REQUIRED WORK ▸ Return each line containing "this".

PROVIDED RECORDS ▸
--*--

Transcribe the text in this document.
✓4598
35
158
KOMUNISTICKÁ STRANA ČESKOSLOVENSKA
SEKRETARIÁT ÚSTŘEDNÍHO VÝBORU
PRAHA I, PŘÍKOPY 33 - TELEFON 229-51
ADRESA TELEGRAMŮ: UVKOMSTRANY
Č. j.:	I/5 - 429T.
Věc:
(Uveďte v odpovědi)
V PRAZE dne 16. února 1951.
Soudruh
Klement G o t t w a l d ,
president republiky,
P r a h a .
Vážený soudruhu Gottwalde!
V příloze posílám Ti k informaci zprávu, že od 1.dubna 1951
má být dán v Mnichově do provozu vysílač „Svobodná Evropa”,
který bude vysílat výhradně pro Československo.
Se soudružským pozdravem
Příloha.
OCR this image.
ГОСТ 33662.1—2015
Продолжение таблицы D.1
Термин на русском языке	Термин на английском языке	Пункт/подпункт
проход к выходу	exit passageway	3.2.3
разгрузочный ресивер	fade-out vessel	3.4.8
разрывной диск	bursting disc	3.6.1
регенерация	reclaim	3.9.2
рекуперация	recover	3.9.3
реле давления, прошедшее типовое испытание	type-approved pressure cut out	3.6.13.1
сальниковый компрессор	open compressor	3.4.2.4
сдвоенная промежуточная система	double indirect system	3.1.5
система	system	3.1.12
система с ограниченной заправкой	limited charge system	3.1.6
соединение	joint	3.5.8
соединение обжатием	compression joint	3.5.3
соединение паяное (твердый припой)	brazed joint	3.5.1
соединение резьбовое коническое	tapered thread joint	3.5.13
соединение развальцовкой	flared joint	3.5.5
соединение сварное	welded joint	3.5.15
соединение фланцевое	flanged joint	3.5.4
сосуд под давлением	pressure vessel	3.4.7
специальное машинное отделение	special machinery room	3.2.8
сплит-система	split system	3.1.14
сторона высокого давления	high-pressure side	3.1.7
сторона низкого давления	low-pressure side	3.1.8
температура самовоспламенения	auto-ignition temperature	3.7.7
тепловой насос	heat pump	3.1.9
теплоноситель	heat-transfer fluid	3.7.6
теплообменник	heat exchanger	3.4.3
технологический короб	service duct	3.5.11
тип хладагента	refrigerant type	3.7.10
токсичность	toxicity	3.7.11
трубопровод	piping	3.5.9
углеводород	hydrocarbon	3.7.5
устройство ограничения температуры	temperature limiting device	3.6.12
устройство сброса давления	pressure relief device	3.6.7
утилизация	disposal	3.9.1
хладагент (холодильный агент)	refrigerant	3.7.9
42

--*--

SOLVED PROBLEM ▸
Transcribe the text in this document.
OCR this image.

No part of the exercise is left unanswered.